### TASK GOAL
Write out the material exactly, with the pictures left out.

### MATERIALS PROVIDED
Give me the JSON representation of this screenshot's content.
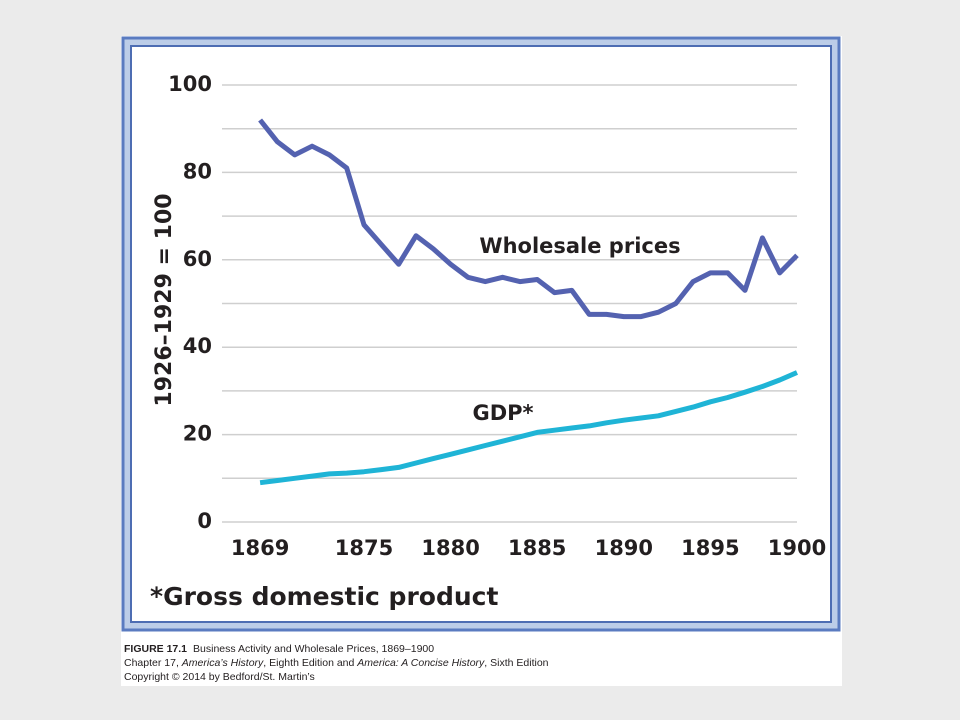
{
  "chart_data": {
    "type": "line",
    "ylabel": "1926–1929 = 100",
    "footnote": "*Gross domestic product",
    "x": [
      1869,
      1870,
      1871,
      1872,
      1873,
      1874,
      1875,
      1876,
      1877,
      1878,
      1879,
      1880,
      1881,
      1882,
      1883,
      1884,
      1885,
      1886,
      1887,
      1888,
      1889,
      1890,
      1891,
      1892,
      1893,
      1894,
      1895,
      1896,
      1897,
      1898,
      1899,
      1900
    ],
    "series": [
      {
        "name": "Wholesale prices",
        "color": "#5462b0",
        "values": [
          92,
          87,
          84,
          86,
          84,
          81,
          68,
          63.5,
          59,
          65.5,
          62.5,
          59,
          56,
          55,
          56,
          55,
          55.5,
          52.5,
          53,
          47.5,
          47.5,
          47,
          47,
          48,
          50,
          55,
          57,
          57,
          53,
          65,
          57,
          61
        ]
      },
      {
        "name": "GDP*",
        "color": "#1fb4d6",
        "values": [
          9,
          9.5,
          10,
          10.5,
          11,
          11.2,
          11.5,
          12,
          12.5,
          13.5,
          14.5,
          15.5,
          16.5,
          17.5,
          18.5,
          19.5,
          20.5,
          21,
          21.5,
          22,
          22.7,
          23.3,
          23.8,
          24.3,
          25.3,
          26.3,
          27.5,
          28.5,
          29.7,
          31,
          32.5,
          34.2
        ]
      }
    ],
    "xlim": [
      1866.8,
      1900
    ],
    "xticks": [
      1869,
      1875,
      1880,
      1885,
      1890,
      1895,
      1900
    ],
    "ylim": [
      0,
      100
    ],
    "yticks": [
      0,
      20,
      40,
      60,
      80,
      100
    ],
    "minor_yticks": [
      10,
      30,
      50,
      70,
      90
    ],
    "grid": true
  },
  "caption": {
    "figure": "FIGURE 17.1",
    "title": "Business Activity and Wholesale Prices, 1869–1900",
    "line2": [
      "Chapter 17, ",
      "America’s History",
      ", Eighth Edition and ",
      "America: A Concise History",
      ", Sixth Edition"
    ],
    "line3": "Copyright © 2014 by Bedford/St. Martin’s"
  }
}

### COMPLETED TASK
Give me the JSON representation of this screenshot's content.
{
  "chart_data": {
    "type": "line",
    "ylabel": "1926–1929 = 100",
    "footnote": "*Gross domestic product",
    "x": [
      1869,
      1870,
      1871,
      1872,
      1873,
      1874,
      1875,
      1876,
      1877,
      1878,
      1879,
      1880,
      1881,
      1882,
      1883,
      1884,
      1885,
      1886,
      1887,
      1888,
      1889,
      1890,
      1891,
      1892,
      1893,
      1894,
      1895,
      1896,
      1897,
      1898,
      1899,
      1900
    ],
    "series": [
      {
        "name": "Wholesale prices",
        "color": "#5462b0",
        "values": [
          92,
          87,
          84,
          86,
          84,
          81,
          68,
          63.5,
          59,
          65.5,
          62.5,
          59,
          56,
          55,
          56,
          55,
          55.5,
          52.5,
          53,
          47.5,
          47.5,
          47,
          47,
          48,
          50,
          55,
          57,
          57,
          53,
          65,
          57,
          61
        ]
      },
      {
        "name": "GDP*",
        "color": "#1fb4d6",
        "values": [
          9,
          9.5,
          10,
          10.5,
          11,
          11.2,
          11.5,
          12,
          12.5,
          13.5,
          14.5,
          15.5,
          16.5,
          17.5,
          18.5,
          19.5,
          20.5,
          21,
          21.5,
          22,
          22.7,
          23.3,
          23.8,
          24.3,
          25.3,
          26.3,
          27.5,
          28.5,
          29.7,
          31,
          32.5,
          34.2
        ]
      }
    ],
    "xlim": [
      1866.8,
      1900
    ],
    "xticks": [
      1869,
      1875,
      1880,
      1885,
      1890,
      1895,
      1900
    ],
    "ylim": [
      0,
      100
    ],
    "yticks": [
      0,
      20,
      40,
      60,
      80,
      100
    ],
    "minor_yticks": [
      10,
      30,
      50,
      70,
      90
    ],
    "grid": true
  },
  "caption": {
    "figure": "FIGURE 17.1",
    "title": "Business Activity and Wholesale Prices, 1869–1900",
    "line2": [
      "Chapter 17, ",
      "America’s History",
      ", Eighth Edition and ",
      "America: A Concise History",
      ", Sixth Edition"
    ],
    "line3": "Copyright © 2014 by Bedford/St. Martin’s"
  }
}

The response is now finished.